— START Extracted information —

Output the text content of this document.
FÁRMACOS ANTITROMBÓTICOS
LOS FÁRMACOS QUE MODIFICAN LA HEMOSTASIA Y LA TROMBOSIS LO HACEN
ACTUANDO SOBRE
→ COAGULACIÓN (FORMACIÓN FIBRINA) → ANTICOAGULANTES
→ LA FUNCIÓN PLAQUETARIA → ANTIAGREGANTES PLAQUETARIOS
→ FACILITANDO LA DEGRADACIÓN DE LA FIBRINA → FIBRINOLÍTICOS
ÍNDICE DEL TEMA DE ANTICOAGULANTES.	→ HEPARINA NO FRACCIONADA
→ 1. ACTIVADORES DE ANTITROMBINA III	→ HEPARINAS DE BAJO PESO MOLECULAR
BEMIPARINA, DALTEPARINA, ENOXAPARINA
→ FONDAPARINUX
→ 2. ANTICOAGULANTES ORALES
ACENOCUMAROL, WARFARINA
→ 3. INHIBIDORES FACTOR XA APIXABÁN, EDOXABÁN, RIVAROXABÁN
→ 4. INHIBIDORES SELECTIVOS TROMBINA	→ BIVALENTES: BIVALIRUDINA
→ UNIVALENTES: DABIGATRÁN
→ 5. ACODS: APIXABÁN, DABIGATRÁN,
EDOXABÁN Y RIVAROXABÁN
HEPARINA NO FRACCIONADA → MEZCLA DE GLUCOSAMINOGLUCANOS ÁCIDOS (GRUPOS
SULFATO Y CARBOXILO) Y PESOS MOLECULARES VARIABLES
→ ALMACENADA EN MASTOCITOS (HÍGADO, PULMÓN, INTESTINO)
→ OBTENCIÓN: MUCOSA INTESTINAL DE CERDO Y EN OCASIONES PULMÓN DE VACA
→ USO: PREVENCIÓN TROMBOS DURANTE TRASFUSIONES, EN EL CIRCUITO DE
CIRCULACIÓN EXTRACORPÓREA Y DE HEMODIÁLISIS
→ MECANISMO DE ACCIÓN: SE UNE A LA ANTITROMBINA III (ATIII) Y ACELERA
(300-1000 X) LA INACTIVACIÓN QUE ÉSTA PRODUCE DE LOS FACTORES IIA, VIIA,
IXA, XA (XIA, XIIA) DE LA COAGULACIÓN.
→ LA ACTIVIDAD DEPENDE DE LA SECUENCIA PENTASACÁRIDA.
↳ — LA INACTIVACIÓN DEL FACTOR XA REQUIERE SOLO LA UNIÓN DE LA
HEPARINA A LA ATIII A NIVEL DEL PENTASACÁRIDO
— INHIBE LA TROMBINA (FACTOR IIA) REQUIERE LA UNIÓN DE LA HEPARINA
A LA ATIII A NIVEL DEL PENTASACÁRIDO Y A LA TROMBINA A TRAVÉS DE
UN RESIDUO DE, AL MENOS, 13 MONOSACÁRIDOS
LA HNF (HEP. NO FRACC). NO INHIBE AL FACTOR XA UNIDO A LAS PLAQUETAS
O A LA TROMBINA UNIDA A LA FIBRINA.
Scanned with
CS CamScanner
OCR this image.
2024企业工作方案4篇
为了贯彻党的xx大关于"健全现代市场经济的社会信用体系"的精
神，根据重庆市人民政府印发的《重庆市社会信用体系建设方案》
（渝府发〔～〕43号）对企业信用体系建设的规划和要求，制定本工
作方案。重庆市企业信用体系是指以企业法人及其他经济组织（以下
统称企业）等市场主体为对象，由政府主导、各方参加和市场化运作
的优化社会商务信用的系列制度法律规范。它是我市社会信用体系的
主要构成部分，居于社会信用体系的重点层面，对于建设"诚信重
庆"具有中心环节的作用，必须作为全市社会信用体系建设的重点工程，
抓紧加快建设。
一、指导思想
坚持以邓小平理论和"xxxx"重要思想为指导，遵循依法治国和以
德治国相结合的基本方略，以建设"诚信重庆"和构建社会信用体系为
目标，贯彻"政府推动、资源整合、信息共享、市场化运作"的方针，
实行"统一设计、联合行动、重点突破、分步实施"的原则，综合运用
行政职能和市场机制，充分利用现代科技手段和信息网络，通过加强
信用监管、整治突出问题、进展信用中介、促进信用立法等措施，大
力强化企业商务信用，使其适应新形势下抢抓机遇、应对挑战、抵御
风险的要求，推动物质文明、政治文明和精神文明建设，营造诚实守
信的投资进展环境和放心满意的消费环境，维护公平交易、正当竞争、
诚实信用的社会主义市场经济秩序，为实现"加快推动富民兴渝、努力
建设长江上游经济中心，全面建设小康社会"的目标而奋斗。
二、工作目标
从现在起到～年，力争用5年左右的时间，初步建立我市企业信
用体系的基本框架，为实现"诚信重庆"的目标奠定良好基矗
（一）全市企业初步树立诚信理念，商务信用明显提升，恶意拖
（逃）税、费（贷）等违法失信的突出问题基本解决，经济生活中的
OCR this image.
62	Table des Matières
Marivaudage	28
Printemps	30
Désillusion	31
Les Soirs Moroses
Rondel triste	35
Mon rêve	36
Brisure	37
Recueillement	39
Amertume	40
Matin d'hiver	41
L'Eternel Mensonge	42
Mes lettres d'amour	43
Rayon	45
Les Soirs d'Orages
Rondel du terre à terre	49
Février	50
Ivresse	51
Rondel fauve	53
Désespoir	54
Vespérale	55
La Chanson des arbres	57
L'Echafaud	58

— END Extracted information —

◆ Directive ◆
Repeat all of the records above exactly as they appear.

◆ Reply ◆
Output the text content of this document.
FÁRMACOS ANTITROMBÓTICOS
LOS FÁRMACOS QUE MODIFICAN LA HEMOSTASIA Y LA TROMBOSIS LO HACEN
ACTUANDO SOBRE
→ COAGULACIÓN (FORMACIÓN FIBRINA) → ANTICOAGULANTES
→ LA FUNCIÓN PLAQUETARIA → ANTIAGREGANTES PLAQUETARIOS
→ FACILITANDO LA DEGRADACIÓN DE LA FIBRINA → FIBRINOLÍTICOS
ÍNDICE DEL TEMA DE ANTICOAGULANTES.	→ HEPARINA NO FRACCIONADA
→ 1. ACTIVADORES DE ANTITROMBINA III	→ HEPARINAS DE BAJO PESO MOLECULAR
BEMIPARINA, DALTEPARINA, ENOXAPARINA
→ FONDAPARINUX
→ 2. ANTICOAGULANTES ORALES
ACENOCUMAROL, WARFARINA
→ 3. INHIBIDORES FACTOR XA APIXABÁN, EDOXABÁN, RIVAROXABÁN
→ 4. INHIBIDORES SELECTIVOS TROMBINA	→ BIVALENTES: BIVALIRUDINA
→ UNIVALENTES: DABIGATRÁN
→ 5. ACODS: APIXABÁN, DABIGATRÁN,
EDOXABÁN Y RIVAROXABÁN
HEPARINA NO FRACCIONADA → MEZCLA DE GLUCOSAMINOGLUCANOS ÁCIDOS (GRUPOS
SULFATO Y CARBOXILO) Y PESOS MOLECULARES VARIABLES
→ ALMACENADA EN MASTOCITOS (HÍGADO, PULMÓN, INTESTINO)
→ OBTENCIÓN: MUCOSA INTESTINAL DE CERDO Y EN OCASIONES PULMÓN DE VACA
→ USO: PREVENCIÓN TROMBOS DURANTE TRASFUSIONES, EN EL CIRCUITO DE
CIRCULACIÓN EXTRACORPÓREA Y DE HEMODIÁLISIS
→ MECANISMO DE ACCIÓN: SE UNE A LA ANTITROMBINA III (ATIII) Y ACELERA
(300-1000 X) LA INACTIVACIÓN QUE ÉSTA PRODUCE DE LOS FACTORES IIA, VIIA,
IXA, XA (XIA, XIIA) DE LA COAGULACIÓN.
→ LA ACTIVIDAD DEPENDE DE LA SECUENCIA PENTASACÁRIDA.
↳ — LA INACTIVACIÓN DEL FACTOR XA REQUIERE SOLO LA UNIÓN DE LA
HEPARINA A LA ATIII A NIVEL DEL PENTASACÁRIDO
— INHIBE LA TROMBINA (FACTOR IIA) REQUIERE LA UNIÓN DE LA HEPARINA
A LA ATIII A NIVEL DEL PENTASACÁRIDO Y A LA TROMBINA A TRAVÉS DE
UN RESIDUO DE, AL MENOS, 13 MONOSACÁRIDOS
LA HNF (HEP. NO FRACC). NO INHIBE AL FACTOR XA UNIDO A LAS PLAQUETAS
O A LA TROMBINA UNIDA A LA FIBRINA.
Scanned with
CS CamScanner
OCR this image.
2024企业工作方案4篇
为了贯彻党的xx大关于"健全现代市场经济的社会信用体系"的精
神，根据重庆市人民政府印发的《重庆市社会信用体系建设方案》
（渝府发〔～〕43号）对企业信用体系建设的规划和要求，制定本工
作方案。重庆市企业信用体系是指以企业法人及其他经济组织（以下
统称企业）等市场主体为对象，由政府主导、各方参加和市场化运作
的优化社会商务信用的系列制度法律规范。它是我市社会信用体系的
主要构成部分，居于社会信用体系的重点层面，对于建设"诚信重
庆"具有中心环节的作用，必须作为全市社会信用体系建设的重点工程，
抓紧加快建设。
一、指导思想
坚持以邓小平理论和"xxxx"重要思想为指导，遵循依法治国和以
德治国相结合的基本方略，以建设"诚信重庆"和构建社会信用体系为
目标，贯彻"政府推动、资源整合、信息共享、市场化运作"的方针，
实行"统一设计、联合行动、重点突破、分步实施"的原则，综合运用
行政职能和市场机制，充分利用现代科技手段和信息网络，通过加强
信用监管、整治突出问题、进展信用中介、促进信用立法等措施，大
力强化企业商务信用，使其适应新形势下抢抓机遇、应对挑战、抵御
风险的要求，推动物质文明、政治文明和精神文明建设，营造诚实守
信的投资进展环境和放心满意的消费环境，维护公平交易、正当竞争、
诚实信用的社会主义市场经济秩序，为实现"加快推动富民兴渝、努力
建设长江上游经济中心，全面建设小康社会"的目标而奋斗。
二、工作目标
从现在起到～年，力争用5年左右的时间，初步建立我市企业信
用体系的基本框架，为实现"诚信重庆"的目标奠定良好基矗
（一）全市企业初步树立诚信理念，商务信用明显提升，恶意拖
（逃）税、费（贷）等违法失信的突出问题基本解决，经济生活中的
OCR this image.
62	Table des Matières
Marivaudage	28
Printemps	30
Désillusion	31
Les Soirs Moroses
Rondel triste	35
Mon rêve	36
Brisure	37
Recueillement	39
Amertume	40
Matin d'hiver	41
L'Eternel Mensonge	42
Mes lettres d'amour	43
Rayon	45
Les Soirs d'Orages
Rondel du terre à terre	49
Février	50
Ivresse	51
Rondel fauve	53
Désespoir	54
Vespérale	55
La Chanson des arbres	57
L'Echafaud	58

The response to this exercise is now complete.